__WHAT IS EXPECTED__
Pull out every line with the word "nghiệp".
....................
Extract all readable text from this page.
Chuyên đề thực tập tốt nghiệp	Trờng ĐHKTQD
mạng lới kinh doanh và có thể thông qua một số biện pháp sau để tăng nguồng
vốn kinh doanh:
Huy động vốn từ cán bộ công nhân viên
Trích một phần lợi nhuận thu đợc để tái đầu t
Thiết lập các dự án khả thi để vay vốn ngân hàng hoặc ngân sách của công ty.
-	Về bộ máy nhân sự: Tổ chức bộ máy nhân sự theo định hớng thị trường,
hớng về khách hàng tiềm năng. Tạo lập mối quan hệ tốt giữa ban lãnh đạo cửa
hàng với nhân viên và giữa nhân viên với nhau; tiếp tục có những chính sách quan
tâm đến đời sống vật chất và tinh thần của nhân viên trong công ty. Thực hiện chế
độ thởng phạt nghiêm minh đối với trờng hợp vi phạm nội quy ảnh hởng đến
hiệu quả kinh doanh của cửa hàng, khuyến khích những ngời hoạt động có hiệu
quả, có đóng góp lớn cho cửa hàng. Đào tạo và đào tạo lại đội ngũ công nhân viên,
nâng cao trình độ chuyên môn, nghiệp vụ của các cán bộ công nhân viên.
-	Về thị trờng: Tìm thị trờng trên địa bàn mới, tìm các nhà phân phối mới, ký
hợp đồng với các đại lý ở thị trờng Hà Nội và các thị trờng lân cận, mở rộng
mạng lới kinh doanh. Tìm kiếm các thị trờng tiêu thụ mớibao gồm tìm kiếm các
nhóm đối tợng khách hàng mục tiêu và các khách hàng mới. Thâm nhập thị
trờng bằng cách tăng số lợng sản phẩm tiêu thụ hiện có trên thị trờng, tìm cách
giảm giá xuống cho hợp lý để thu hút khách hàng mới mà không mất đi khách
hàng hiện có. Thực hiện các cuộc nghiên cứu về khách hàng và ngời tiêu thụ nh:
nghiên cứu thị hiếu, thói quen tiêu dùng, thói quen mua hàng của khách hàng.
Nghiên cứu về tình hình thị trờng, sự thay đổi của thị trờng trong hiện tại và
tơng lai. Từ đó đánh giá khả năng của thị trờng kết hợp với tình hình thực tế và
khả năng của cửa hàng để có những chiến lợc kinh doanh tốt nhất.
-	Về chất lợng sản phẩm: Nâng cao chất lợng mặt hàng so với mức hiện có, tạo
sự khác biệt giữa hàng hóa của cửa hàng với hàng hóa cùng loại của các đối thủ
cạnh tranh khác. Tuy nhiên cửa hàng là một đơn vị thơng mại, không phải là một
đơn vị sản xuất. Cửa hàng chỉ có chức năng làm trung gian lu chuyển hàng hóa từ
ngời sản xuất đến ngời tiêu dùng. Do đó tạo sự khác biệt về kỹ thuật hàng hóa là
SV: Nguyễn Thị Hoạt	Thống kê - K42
....................
__THE COMPLETED TASK__
Chuyên đề thực tập tốt nghiệp	Trờng ĐHKTQD
nâng cao trình độ chuyên môn, nghiệp vụ của các cán bộ công nhân viên.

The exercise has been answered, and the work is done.